Your task: Without the images, write out the whole listing exactly.
----- Given records -----
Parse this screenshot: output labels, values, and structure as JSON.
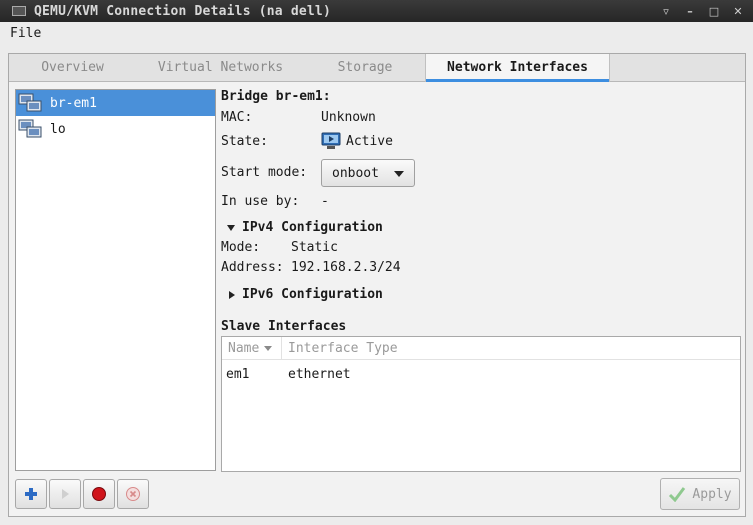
{
  "window": {
    "title": "QEMU/KVM Connection Details (na dell)",
    "controls": [
      "▿",
      "–",
      "□",
      "✕"
    ]
  },
  "menu": {
    "file": "File"
  },
  "tabs": [
    {
      "label": "Overview",
      "active": false
    },
    {
      "label": "Virtual Networks",
      "active": false
    },
    {
      "label": "Storage",
      "active": false
    },
    {
      "label": "Network Interfaces",
      "active": true
    }
  ],
  "interfaces": [
    {
      "name": "br-em1",
      "selected": true
    },
    {
      "name": "lo",
      "selected": false
    }
  ],
  "details": {
    "header": "Bridge br-em1:",
    "mac_label": "MAC:",
    "mac_value": "Unknown",
    "state_label": "State:",
    "state_value": "Active",
    "start_mode_label": "Start mode:",
    "start_mode_value": "onboot",
    "in_use_label": "In use by:",
    "in_use_value": "-",
    "ipv4_header": "IPv4 Configuration",
    "ipv4_mode_label": "Mode:",
    "ipv4_mode_value": "Static",
    "ipv4_address_label": "Address:",
    "ipv4_address_value": "192.168.2.3/24",
    "ipv6_header": "IPv6 Configuration",
    "slave_header": "Slave Interfaces"
  },
  "slave_table": {
    "columns": [
      "Name",
      "Interface Type"
    ],
    "rows": [
      {
        "name": "em1",
        "type": "ethernet"
      }
    ]
  },
  "buttons": {
    "apply": "Apply"
  },
  "colors": {
    "accent": "#4a90d9",
    "stop_red": "#d0141b"
  }
}
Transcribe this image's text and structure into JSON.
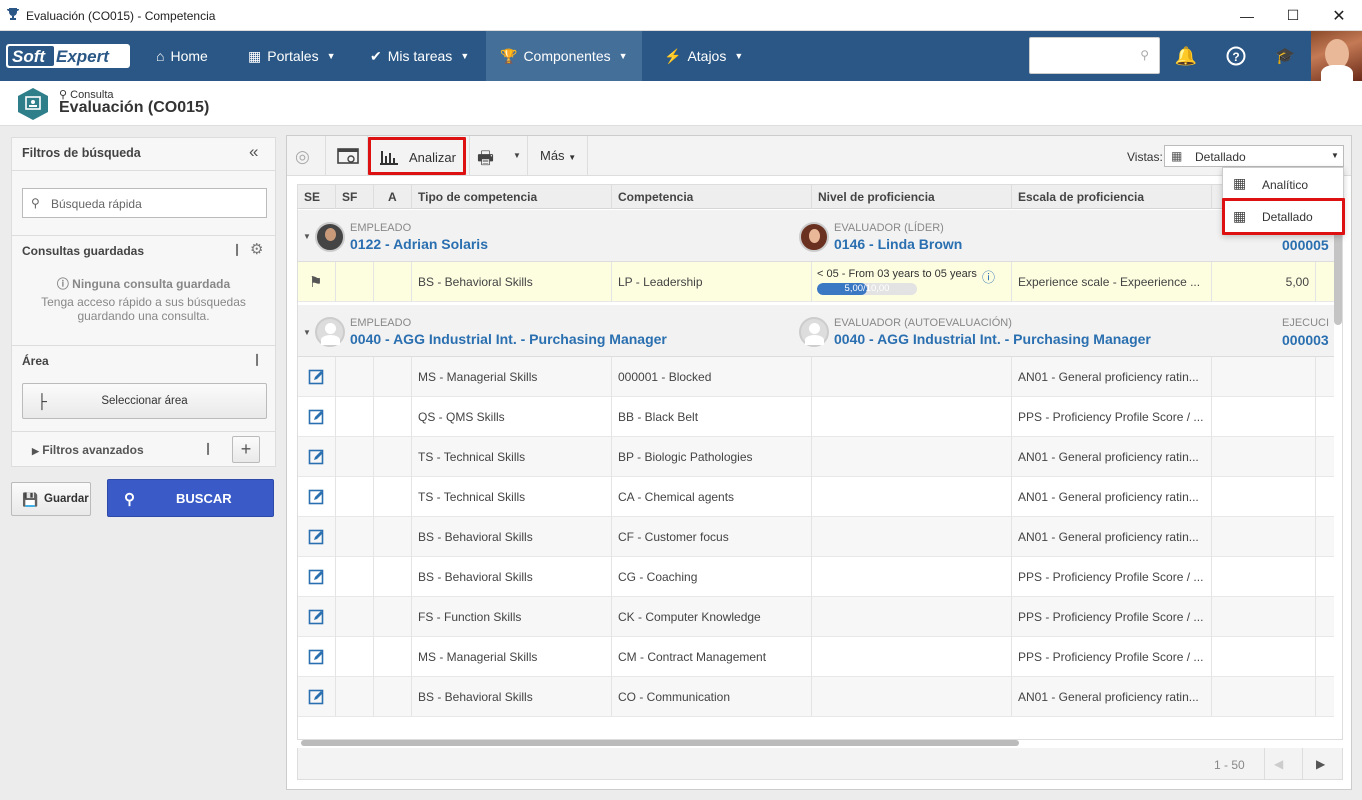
{
  "window": {
    "title": "Evaluación (CO015) - Competencia"
  },
  "nav": {
    "logo": "SoftExpert",
    "items": [
      {
        "label": "Home",
        "icon": "home-icon"
      },
      {
        "label": "Portales",
        "icon": "grid-icon"
      },
      {
        "label": "Mis tareas",
        "icon": "check-icon"
      },
      {
        "label": "Componentes",
        "icon": "trophy-icon"
      },
      {
        "label": "Atajos",
        "icon": "bolt-icon"
      }
    ]
  },
  "breadcrumb": {
    "sub": "Consulta",
    "title": "Evaluación (CO015)"
  },
  "sidebar": {
    "title": "Filtros de búsqueda",
    "quick_search_placeholder": "Búsqueda rápida",
    "saved_title": "Consultas guardadas",
    "saved_empty": "Ninguna consulta guardada",
    "saved_hint": "Tenga acceso rápido a sus búsquedas guardando una consulta.",
    "area_title": "Área",
    "area_button": "Seleccionar área",
    "advanced": "Filtros avanzados",
    "save_label": "Guardar",
    "search_label": "BUSCAR"
  },
  "toolbar": {
    "analyze": "Analizar",
    "more": "Más",
    "views_label": "Vistas:",
    "views_value": "Detallado",
    "views_options": [
      "Analítico",
      "Detallado"
    ]
  },
  "grid": {
    "columns": [
      "SE",
      "SF",
      "A",
      "Tipo de competencia",
      "Competencia",
      "Nivel de proficiencia",
      "Escala de proficiencia"
    ],
    "group1": {
      "emp_label": "EMPLEADO",
      "emp_value": "0122 - Adrian Solaris",
      "eval_label": "EVALUADOR (LÍDER)",
      "eval_value": "0146 - Linda Brown",
      "code": "000005"
    },
    "row1": {
      "type": "BS - Behavioral Skills",
      "comp": "LP - Leadership",
      "level": "< 05 - From 03 years to 05 years",
      "progress_text": "5,00/10,00",
      "progress": 0.5,
      "scale": "Experience scale - Expeerience ...",
      "score": "5,00"
    },
    "group2": {
      "emp_label": "EMPLEADO",
      "emp_value": "0040 - AGG Industrial Int. - Purchasing Manager",
      "eval_label": "EVALUADOR (AUTOEVALUACIÓN)",
      "eval_value": "0040 - AGG Industrial Int. - Purchasing Manager",
      "exec_label": "EJECUCI",
      "code": "000003"
    },
    "rows": [
      {
        "type": "MS - Managerial Skills",
        "comp": "000001 - Blocked",
        "scale": "AN01 - General proficiency ratin..."
      },
      {
        "type": "QS - QMS Skills",
        "comp": "BB - Black Belt",
        "scale": "PPS - Proficiency Profile Score / ..."
      },
      {
        "type": "TS - Technical Skills",
        "comp": "BP - Biologic Pathologies",
        "scale": "AN01 - General proficiency ratin..."
      },
      {
        "type": "TS - Technical Skills",
        "comp": "CA - Chemical agents",
        "scale": "AN01 - General proficiency ratin..."
      },
      {
        "type": "BS - Behavioral Skills",
        "comp": "CF - Customer focus",
        "scale": "AN01 - General proficiency ratin..."
      },
      {
        "type": "BS - Behavioral Skills",
        "comp": "CG - Coaching",
        "scale": "PPS - Proficiency Profile Score / ..."
      },
      {
        "type": "FS - Function Skills",
        "comp": "CK - Computer Knowledge",
        "scale": "PPS - Proficiency Profile Score / ..."
      },
      {
        "type": "MS - Managerial Skills",
        "comp": "CM - Contract Management",
        "scale": "PPS - Proficiency Profile Score / ..."
      },
      {
        "type": "BS - Behavioral Skills",
        "comp": "CO - Communication",
        "scale": "AN01 - General proficiency ratin..."
      }
    ],
    "pager": "1 - 50"
  }
}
-----
Reply to the task:
Parse this screenshot: output labels, values, and structure as JSON.
{
  "window": {
    "title": "QEMU/KVM Connection Details (na dell)",
    "controls": [
      "▿",
      "–",
      "□",
      "✕"
    ]
  },
  "menu": {
    "file": "File"
  },
  "tabs": [
    {
      "label": "Overview",
      "active": false
    },
    {
      "label": "Virtual Networks",
      "active": false
    },
    {
      "label": "Storage",
      "active": false
    },
    {
      "label": "Network Interfaces",
      "active": true
    }
  ],
  "interfaces": [
    {
      "name": "br-em1",
      "selected": true
    },
    {
      "name": "lo",
      "selected": false
    }
  ],
  "details": {
    "header": "Bridge br-em1:",
    "mac_label": "MAC:",
    "mac_value": "Unknown",
    "state_label": "State:",
    "state_value": "Active",
    "start_mode_label": "Start mode:",
    "start_mode_value": "onboot",
    "in_use_label": "In use by:",
    "in_use_value": "-",
    "ipv4_header": "IPv4 Configuration",
    "ipv4_mode_label": "Mode:",
    "ipv4_mode_value": "Static",
    "ipv4_address_label": "Address:",
    "ipv4_address_value": "192.168.2.3/24",
    "ipv6_header": "IPv6 Configuration",
    "slave_header": "Slave Interfaces"
  },
  "slave_table": {
    "columns": [
      "Name",
      "Interface Type"
    ],
    "rows": [
      {
        "name": "em1",
        "type": "ethernet"
      }
    ]
  },
  "buttons": {
    "apply": "Apply"
  },
  "colors": {
    "accent": "#4a90d9",
    "stop_red": "#d0141b"
  }
}
Transcribe this image's text and structure into JSON.
{
  "window": {
    "title": "Evaluación (CO015) - Competencia"
  },
  "nav": {
    "logo": "SoftExpert",
    "items": [
      {
        "label": "Home",
        "icon": "home-icon"
      },
      {
        "label": "Portales",
        "icon": "grid-icon"
      },
      {
        "label": "Mis tareas",
        "icon": "check-icon"
      },
      {
        "label": "Componentes",
        "icon": "trophy-icon"
      },
      {
        "label": "Atajos",
        "icon": "bolt-icon"
      }
    ]
  },
  "breadcrumb": {
    "sub": "Consulta",
    "title": "Evaluación (CO015)"
  },
  "sidebar": {
    "title": "Filtros de búsqueda",
    "quick_search_placeholder": "Búsqueda rápida",
    "saved_title": "Consultas guardadas",
    "saved_empty": "Ninguna consulta guardada",
    "saved_hint": "Tenga acceso rápido a sus búsquedas guardando una consulta.",
    "area_title": "Área",
    "area_button": "Seleccionar área",
    "advanced": "Filtros avanzados",
    "save_label": "Guardar",
    "search_label": "BUSCAR"
  },
  "toolbar": {
    "analyze": "Analizar",
    "more": "Más",
    "views_label": "Vistas:",
    "views_value": "Detallado",
    "views_options": [
      "Analítico",
      "Detallado"
    ]
  },
  "grid": {
    "columns": [
      "SE",
      "SF",
      "A",
      "Tipo de competencia",
      "Competencia",
      "Nivel de proficiencia",
      "Escala de proficiencia"
    ],
    "group1": {
      "emp_label": "EMPLEADO",
      "emp_value": "0122 - Adrian Solaris",
      "eval_label": "EVALUADOR (LÍDER)",
      "eval_value": "0146 - Linda Brown",
      "code": "000005"
    },
    "row1": {
      "type": "BS - Behavioral Skills",
      "comp": "LP - Leadership",
      "level": "< 05 - From 03 years to 05 years",
      "progress_text": "5,00/10,00",
      "progress": 0.5,
      "scale": "Experience scale - Expeerience ...",
      "score": "5,00"
    },
    "group2": {
      "emp_label": "EMPLEADO",
      "emp_value": "0040 - AGG Industrial Int. - Purchasing Manager",
      "eval_label": "EVALUADOR (AUTOEVALUACIÓN)",
      "eval_value": "0040 - AGG Industrial Int. - Purchasing Manager",
      "exec_label": "EJECUCI",
      "code": "000003"
    },
    "rows": [
      {
        "type": "MS - Managerial Skills",
        "comp": "000001 - Blocked",
        "scale": "AN01 - General proficiency ratin..."
      },
      {
        "type": "QS - QMS Skills",
        "comp": "BB - Black Belt",
        "scale": "PPS - Proficiency Profile Score / ..."
      },
      {
        "type": "TS - Technical Skills",
        "comp": "BP - Biologic Pathologies",
        "scale": "AN01 - General proficiency ratin..."
      },
      {
        "type": "TS - Technical Skills",
        "comp": "CA - Chemical agents",
        "scale": "AN01 - General proficiency ratin..."
      },
      {
        "type": "BS - Behavioral Skills",
        "comp": "CF - Customer focus",
        "scale": "AN01 - General proficiency ratin..."
      },
      {
        "type": "BS - Behavioral Skills",
        "comp": "CG - Coaching",
        "scale": "PPS - Proficiency Profile Score / ..."
      },
      {
        "type": "FS - Function Skills",
        "comp": "CK - Computer Knowledge",
        "scale": "PPS - Proficiency Profile Score / ..."
      },
      {
        "type": "MS - Managerial Skills",
        "comp": "CM - Contract Management",
        "scale": "PPS - Proficiency Profile Score / ..."
      },
      {
        "type": "BS - Behavioral Skills",
        "comp": "CO - Communication",
        "scale": "AN01 - General proficiency ratin..."
      }
    ],
    "pager": "1 - 50"
  }
}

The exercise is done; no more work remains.